GIVEN PROBLEM -
Scan the data below and pick out the lines containing the word "Venta".

PROVIDED MATERIAL -
+++

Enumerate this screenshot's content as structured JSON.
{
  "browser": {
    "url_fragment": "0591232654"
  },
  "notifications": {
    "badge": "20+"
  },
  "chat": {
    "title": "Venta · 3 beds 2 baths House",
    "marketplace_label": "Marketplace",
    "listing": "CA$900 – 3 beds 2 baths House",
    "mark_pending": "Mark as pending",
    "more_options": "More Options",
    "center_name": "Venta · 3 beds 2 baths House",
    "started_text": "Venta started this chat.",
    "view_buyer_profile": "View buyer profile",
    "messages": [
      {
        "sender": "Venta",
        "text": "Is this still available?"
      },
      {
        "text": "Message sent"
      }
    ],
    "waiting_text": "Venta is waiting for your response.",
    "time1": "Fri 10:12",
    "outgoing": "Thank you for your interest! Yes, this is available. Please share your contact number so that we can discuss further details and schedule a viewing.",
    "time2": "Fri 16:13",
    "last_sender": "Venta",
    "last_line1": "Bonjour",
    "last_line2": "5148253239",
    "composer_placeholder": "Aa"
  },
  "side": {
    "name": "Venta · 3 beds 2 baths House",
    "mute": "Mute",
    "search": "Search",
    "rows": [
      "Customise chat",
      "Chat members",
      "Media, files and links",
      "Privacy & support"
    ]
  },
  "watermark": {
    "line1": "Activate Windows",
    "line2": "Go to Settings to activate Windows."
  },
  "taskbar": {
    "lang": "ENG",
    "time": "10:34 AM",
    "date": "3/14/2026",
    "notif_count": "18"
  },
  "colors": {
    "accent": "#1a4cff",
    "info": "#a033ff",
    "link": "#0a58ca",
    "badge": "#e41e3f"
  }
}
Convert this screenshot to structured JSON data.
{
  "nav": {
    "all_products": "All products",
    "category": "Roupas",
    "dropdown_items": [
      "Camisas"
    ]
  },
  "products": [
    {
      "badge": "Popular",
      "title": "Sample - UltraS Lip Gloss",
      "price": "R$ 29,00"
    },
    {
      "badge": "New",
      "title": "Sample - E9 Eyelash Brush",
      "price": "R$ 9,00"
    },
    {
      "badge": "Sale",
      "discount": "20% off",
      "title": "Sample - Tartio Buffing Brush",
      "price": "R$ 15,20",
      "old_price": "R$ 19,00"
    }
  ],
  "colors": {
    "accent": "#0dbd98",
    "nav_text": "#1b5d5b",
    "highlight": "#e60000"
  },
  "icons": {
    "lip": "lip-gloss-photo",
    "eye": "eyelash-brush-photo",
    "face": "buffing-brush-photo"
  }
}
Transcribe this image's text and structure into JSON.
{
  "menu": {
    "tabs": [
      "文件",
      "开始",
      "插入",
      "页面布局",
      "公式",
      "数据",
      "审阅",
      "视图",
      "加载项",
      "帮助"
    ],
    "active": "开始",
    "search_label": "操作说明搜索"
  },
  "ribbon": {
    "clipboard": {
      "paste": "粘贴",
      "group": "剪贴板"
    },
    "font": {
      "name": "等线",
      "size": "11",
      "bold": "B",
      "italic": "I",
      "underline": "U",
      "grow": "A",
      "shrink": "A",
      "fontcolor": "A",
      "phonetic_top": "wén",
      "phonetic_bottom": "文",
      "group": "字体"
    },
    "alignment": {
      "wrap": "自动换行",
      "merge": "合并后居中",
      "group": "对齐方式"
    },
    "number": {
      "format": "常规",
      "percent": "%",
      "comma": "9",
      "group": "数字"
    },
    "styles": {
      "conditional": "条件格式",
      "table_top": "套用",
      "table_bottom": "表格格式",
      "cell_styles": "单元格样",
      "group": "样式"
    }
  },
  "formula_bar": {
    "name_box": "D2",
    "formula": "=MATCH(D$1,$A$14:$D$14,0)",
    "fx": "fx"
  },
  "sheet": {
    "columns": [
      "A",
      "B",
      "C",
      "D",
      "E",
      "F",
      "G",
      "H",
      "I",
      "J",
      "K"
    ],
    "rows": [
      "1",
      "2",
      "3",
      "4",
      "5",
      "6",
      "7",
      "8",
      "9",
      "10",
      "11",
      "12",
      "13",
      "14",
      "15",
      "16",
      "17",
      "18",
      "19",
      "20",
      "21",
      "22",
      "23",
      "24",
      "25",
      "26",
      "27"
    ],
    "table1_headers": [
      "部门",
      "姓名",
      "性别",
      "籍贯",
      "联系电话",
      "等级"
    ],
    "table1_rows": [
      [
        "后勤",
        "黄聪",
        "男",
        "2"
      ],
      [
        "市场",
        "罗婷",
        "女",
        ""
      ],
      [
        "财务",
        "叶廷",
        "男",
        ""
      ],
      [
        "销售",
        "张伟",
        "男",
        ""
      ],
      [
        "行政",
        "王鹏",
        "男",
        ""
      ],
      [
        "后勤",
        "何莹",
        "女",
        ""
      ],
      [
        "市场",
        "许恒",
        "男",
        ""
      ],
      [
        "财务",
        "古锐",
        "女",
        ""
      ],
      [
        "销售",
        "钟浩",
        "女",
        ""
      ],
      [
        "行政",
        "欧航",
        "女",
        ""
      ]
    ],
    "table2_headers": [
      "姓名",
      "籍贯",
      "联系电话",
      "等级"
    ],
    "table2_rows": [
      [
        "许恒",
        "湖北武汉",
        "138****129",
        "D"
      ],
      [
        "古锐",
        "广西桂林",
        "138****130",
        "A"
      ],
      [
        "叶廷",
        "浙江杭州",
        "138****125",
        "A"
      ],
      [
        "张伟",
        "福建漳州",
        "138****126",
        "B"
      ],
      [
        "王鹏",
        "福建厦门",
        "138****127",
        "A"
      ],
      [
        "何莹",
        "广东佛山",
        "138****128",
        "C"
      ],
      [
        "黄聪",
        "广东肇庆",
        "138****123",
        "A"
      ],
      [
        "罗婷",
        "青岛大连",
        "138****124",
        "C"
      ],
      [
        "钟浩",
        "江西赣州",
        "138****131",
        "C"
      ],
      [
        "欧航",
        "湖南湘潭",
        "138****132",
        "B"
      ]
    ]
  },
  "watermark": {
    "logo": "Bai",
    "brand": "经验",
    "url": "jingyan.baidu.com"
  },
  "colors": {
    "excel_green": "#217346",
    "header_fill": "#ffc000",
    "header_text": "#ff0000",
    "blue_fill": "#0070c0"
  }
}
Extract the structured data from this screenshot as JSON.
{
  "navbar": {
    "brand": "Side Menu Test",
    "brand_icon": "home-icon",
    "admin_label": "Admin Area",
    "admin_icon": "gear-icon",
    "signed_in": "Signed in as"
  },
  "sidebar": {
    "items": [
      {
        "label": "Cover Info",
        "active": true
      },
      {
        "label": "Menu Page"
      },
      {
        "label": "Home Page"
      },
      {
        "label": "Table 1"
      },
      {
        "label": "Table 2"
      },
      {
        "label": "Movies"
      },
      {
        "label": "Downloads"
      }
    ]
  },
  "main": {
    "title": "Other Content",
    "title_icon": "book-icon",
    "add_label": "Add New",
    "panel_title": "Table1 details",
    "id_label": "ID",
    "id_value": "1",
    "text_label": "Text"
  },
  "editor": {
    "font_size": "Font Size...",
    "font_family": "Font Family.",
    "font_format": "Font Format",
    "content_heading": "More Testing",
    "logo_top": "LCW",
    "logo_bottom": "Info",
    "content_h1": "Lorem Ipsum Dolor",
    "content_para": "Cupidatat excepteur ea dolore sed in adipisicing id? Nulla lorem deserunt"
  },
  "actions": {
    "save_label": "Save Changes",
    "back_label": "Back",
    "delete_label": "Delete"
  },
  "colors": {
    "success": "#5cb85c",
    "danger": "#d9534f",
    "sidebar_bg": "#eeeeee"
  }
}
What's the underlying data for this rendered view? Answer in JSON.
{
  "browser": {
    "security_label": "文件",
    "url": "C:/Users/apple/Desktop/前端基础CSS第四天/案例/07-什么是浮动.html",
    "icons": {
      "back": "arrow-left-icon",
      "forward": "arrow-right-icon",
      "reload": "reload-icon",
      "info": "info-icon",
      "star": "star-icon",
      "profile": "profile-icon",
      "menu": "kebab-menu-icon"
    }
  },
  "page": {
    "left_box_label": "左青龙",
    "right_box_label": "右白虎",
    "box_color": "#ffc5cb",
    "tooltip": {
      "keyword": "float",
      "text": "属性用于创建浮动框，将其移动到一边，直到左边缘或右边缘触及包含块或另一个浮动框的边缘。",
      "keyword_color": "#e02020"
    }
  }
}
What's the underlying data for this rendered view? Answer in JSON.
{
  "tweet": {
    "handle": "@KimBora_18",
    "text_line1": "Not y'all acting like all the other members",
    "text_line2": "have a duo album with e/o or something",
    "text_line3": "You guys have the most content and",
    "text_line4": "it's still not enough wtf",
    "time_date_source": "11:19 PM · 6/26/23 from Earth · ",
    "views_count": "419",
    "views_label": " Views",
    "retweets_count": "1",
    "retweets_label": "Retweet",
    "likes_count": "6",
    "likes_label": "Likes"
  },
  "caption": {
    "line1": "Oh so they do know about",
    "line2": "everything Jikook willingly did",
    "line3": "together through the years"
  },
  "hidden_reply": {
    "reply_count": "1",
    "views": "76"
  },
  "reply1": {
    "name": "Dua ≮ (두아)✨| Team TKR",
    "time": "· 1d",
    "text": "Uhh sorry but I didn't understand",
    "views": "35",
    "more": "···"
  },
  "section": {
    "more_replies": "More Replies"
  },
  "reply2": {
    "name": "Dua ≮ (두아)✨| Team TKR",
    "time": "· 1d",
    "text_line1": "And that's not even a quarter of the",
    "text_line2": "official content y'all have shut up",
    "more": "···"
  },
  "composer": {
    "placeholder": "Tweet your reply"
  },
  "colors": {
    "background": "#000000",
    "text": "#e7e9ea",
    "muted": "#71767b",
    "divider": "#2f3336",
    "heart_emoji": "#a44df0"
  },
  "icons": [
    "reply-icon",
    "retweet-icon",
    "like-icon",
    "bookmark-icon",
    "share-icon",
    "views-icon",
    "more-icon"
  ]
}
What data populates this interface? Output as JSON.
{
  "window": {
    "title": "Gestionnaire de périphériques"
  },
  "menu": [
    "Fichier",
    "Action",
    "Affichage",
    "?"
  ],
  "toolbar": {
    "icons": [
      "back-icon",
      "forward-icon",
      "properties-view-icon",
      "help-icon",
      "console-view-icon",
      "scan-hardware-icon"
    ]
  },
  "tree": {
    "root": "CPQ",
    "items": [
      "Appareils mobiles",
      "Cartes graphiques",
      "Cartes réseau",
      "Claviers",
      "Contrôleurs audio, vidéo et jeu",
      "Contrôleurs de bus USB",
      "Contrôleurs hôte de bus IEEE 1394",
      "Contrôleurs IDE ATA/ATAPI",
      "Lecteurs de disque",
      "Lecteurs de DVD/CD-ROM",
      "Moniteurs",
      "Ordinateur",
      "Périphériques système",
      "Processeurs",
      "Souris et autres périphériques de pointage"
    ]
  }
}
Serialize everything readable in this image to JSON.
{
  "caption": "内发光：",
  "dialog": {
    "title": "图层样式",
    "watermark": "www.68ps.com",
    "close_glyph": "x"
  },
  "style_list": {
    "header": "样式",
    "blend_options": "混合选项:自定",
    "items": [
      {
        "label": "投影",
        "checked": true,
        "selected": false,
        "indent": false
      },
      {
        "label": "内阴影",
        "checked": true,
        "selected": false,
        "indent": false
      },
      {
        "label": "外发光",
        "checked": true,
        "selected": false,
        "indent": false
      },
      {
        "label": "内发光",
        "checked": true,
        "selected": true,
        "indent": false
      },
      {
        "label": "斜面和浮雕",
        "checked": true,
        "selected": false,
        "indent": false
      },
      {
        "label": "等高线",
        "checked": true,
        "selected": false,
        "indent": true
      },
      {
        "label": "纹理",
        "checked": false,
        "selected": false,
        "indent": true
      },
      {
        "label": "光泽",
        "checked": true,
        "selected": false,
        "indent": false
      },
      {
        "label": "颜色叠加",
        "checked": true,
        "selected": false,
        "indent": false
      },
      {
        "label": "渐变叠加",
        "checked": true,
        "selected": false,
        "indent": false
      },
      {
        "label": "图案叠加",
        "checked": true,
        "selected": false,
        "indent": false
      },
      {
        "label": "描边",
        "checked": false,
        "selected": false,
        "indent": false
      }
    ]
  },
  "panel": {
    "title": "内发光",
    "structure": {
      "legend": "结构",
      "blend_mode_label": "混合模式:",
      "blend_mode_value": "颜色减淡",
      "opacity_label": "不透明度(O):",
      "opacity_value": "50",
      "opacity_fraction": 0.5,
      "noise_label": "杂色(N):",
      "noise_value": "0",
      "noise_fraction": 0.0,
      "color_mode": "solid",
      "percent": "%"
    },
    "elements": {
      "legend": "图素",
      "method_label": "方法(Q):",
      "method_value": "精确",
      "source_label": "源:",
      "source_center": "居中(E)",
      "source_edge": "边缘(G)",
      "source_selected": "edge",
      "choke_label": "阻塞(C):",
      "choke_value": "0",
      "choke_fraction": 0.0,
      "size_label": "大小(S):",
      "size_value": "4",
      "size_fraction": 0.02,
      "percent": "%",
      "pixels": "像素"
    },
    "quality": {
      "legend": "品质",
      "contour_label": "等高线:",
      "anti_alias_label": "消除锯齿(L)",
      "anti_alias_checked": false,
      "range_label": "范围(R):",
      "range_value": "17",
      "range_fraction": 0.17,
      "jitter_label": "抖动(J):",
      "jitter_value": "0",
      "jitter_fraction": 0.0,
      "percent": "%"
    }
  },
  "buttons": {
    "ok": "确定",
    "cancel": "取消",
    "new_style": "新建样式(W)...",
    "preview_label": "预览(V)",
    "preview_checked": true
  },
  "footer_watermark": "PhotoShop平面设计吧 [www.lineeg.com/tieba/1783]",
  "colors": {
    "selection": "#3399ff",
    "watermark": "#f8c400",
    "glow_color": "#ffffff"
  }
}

+++

THE OUTPUT -
    "title": "Venta · 3 beds 2 baths House",
    "center_name": "Venta · 3 beds 2 baths House",
    "started_text": "Venta started this chat.",
        "sender": "Venta",
    "waiting_text": "Venta is waiting for your response.",
    "last_sender": "Venta",
    "name": "Venta · 3 beds 2 baths House",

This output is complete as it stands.